:: Task goal ::
Please reproduce the entries word for word, from the start through the line containing "238, 1260, 298]", both ends included.

Entries with item positions:
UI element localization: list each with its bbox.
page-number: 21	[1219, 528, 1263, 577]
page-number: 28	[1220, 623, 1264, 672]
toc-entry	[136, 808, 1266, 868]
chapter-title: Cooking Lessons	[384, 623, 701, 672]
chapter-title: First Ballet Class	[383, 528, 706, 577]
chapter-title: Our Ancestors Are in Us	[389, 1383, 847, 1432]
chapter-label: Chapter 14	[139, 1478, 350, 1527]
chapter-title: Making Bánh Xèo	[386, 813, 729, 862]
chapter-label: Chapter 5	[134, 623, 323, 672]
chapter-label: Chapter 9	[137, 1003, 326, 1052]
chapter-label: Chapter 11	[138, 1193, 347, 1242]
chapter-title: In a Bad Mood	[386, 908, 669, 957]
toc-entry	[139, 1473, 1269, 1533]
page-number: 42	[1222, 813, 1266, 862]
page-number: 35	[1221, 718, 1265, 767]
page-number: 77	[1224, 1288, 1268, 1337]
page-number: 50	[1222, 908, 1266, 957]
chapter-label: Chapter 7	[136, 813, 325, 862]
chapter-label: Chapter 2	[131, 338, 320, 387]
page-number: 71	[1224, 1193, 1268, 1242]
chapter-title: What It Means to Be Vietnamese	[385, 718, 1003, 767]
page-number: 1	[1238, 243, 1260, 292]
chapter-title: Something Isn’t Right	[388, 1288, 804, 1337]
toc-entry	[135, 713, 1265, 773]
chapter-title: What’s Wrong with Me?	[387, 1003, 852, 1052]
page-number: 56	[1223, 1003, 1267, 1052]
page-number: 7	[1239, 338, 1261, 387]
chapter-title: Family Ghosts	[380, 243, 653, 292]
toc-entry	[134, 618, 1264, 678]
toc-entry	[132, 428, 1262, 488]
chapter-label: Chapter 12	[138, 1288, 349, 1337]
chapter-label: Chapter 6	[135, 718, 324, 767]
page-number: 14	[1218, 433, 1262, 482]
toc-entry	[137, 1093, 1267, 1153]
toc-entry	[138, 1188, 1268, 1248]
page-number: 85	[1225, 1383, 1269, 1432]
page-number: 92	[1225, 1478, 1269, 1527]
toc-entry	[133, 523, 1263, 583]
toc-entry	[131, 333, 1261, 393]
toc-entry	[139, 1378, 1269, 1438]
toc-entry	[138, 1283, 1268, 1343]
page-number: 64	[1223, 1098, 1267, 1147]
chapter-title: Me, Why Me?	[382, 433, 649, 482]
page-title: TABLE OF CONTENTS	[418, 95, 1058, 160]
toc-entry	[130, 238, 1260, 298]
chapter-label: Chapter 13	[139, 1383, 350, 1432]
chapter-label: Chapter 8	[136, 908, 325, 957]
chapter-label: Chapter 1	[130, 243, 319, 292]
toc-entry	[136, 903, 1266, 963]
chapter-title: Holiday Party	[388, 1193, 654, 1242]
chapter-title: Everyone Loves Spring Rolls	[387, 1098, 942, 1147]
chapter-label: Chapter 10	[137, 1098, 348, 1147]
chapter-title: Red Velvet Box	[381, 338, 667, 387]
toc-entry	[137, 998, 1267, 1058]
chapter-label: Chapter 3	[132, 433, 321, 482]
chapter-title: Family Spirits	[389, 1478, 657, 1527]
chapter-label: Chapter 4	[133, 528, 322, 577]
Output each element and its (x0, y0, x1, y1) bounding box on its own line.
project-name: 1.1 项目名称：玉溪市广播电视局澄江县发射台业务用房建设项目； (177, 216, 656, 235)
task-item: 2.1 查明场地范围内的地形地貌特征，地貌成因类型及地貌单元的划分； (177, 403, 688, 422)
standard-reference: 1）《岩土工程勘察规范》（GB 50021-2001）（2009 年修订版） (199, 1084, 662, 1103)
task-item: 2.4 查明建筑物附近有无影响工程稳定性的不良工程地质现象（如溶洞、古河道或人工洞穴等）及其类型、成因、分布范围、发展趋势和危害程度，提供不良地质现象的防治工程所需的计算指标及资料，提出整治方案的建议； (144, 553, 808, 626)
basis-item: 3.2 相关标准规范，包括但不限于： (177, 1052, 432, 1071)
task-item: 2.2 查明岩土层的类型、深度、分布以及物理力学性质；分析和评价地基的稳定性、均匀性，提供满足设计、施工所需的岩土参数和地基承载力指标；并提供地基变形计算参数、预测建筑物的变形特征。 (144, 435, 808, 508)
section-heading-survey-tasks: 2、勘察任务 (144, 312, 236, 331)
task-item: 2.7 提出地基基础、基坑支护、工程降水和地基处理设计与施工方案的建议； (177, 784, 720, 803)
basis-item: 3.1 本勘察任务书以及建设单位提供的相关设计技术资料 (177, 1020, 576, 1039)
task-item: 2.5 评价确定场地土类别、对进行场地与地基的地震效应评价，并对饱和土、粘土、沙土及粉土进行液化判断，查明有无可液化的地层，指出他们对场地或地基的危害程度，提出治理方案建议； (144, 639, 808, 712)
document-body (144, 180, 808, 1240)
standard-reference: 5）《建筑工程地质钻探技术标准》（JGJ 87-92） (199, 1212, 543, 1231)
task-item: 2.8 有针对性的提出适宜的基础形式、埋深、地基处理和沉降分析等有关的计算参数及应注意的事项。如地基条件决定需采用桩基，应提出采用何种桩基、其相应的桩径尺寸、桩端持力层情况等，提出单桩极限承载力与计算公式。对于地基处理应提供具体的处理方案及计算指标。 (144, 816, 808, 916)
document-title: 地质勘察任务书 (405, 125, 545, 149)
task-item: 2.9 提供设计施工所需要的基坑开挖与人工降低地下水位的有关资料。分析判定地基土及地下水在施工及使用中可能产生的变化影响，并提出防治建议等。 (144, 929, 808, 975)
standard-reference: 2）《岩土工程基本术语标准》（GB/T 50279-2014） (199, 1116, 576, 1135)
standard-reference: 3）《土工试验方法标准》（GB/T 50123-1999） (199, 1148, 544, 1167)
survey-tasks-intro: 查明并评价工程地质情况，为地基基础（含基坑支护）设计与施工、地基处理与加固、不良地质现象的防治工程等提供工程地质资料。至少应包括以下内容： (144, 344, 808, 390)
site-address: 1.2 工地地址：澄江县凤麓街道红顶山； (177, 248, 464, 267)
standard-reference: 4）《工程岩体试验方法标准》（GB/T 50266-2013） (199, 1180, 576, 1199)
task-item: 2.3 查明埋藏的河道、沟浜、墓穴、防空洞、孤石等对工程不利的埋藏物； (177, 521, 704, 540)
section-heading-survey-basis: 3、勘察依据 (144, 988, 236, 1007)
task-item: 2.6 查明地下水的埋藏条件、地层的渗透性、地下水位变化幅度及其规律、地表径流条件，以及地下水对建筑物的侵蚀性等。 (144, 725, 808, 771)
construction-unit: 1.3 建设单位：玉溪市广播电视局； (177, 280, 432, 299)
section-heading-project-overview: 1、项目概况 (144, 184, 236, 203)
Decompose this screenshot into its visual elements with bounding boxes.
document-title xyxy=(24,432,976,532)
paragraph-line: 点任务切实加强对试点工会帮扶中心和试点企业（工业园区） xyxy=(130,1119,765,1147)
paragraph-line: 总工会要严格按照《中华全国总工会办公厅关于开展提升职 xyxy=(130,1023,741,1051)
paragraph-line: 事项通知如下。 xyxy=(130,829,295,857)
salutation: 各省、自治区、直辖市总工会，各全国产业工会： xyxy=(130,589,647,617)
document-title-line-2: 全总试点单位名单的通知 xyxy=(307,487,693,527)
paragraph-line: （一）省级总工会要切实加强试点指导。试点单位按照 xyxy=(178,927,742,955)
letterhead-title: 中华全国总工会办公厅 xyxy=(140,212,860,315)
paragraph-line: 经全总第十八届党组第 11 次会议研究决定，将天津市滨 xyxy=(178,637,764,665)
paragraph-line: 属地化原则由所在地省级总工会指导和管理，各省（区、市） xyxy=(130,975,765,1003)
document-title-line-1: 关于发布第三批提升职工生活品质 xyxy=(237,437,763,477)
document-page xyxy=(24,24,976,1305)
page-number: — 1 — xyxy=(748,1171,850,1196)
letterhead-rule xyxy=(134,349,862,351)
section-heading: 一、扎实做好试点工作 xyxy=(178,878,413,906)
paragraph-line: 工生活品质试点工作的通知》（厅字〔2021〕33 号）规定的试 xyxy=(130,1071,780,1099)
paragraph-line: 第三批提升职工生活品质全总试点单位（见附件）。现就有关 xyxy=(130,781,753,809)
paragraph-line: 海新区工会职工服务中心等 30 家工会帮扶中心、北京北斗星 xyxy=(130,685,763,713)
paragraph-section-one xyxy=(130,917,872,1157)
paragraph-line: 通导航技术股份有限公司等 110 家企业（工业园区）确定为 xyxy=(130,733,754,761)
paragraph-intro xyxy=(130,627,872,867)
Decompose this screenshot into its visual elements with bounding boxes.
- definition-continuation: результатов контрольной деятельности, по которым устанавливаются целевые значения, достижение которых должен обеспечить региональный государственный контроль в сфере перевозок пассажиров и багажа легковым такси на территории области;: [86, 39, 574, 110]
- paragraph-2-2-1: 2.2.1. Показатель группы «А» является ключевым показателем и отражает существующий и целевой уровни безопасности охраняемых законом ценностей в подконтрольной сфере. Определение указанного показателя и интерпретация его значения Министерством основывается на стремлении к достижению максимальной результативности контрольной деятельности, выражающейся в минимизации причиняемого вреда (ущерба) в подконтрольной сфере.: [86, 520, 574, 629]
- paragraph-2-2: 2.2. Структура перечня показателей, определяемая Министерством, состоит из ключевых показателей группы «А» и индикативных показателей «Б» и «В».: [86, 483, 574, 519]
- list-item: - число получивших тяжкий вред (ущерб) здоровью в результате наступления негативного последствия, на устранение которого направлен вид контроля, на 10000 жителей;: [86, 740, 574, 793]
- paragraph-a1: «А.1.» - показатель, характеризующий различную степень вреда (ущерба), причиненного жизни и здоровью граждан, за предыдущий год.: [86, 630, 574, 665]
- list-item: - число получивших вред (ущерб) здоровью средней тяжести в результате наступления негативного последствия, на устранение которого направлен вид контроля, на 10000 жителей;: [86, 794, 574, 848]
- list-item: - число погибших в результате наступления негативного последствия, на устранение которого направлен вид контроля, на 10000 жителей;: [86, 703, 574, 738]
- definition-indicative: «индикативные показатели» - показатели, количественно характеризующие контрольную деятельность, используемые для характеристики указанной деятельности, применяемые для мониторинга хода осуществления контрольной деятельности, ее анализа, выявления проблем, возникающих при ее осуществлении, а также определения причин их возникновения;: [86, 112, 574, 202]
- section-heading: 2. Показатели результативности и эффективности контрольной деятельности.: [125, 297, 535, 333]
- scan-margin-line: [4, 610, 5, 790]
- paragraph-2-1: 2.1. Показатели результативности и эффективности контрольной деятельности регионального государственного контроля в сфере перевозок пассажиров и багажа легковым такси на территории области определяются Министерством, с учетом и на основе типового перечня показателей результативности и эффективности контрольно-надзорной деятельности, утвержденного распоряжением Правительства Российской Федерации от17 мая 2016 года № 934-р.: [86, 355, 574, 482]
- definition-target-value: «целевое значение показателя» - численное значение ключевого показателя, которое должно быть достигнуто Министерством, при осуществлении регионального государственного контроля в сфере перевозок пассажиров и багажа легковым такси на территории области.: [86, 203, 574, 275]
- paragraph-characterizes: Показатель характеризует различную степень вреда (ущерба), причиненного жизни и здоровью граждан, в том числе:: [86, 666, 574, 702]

:: Output for this exercise ::
UI element localization: list each with its bbox.
page-number: 21	[1219, 528, 1263, 577]
page-number: 28	[1220, 623, 1264, 672]
toc-entry	[136, 808, 1266, 868]
chapter-title: Cooking Lessons	[384, 623, 701, 672]
chapter-title: First Ballet Class	[383, 528, 706, 577]
chapter-title: Our Ancestors Are in Us	[389, 1383, 847, 1432]
chapter-label: Chapter 14	[139, 1478, 350, 1527]
chapter-title: Making Bánh Xèo	[386, 813, 729, 862]
chapter-label: Chapter 5	[134, 623, 323, 672]
chapter-label: Chapter 9	[137, 1003, 326, 1052]
chapter-label: Chapter 11	[138, 1193, 347, 1242]
chapter-title: In a Bad Mood	[386, 908, 669, 957]
toc-entry	[139, 1473, 1269, 1533]
page-number: 42	[1222, 813, 1266, 862]
page-number: 35	[1221, 718, 1265, 767]
page-number: 77	[1224, 1288, 1268, 1337]
page-number: 50	[1222, 908, 1266, 957]
chapter-label: Chapter 7	[136, 813, 325, 862]
chapter-label: Chapter 2	[131, 338, 320, 387]
page-number: 71	[1224, 1193, 1268, 1242]
chapter-title: What It Means to Be Vietnamese	[385, 718, 1003, 767]
page-number: 1	[1238, 243, 1260, 292]
chapter-title: Something Isn’t Right	[388, 1288, 804, 1337]
toc-entry	[135, 713, 1265, 773]
chapter-title: What’s Wrong with Me?	[387, 1003, 852, 1052]
page-number: 56	[1223, 1003, 1267, 1052]
page-number: 7	[1239, 338, 1261, 387]
chapter-title: Family Ghosts	[380, 243, 653, 292]
toc-entry	[134, 618, 1264, 678]
toc-entry	[132, 428, 1262, 488]
chapter-label: Chapter 12	[138, 1288, 349, 1337]
chapter-label: Chapter 6	[135, 718, 324, 767]
page-number: 14	[1218, 433, 1262, 482]
toc-entry	[137, 1093, 1267, 1153]
toc-entry	[138, 1188, 1268, 1248]
page-number: 85	[1225, 1383, 1269, 1432]
page-number: 92	[1225, 1478, 1269, 1527]
toc-entry	[133, 523, 1263, 583]
toc-entry	[131, 333, 1261, 393]
toc-entry	[139, 1378, 1269, 1438]
toc-entry	[138, 1283, 1268, 1343]
page-number: 64	[1223, 1098, 1267, 1147]
chapter-title: Me, Why Me?	[382, 433, 649, 482]
page-title: TABLE OF CONTENTS	[418, 95, 1058, 160]
toc-entry	[130, 238, 1260, 298]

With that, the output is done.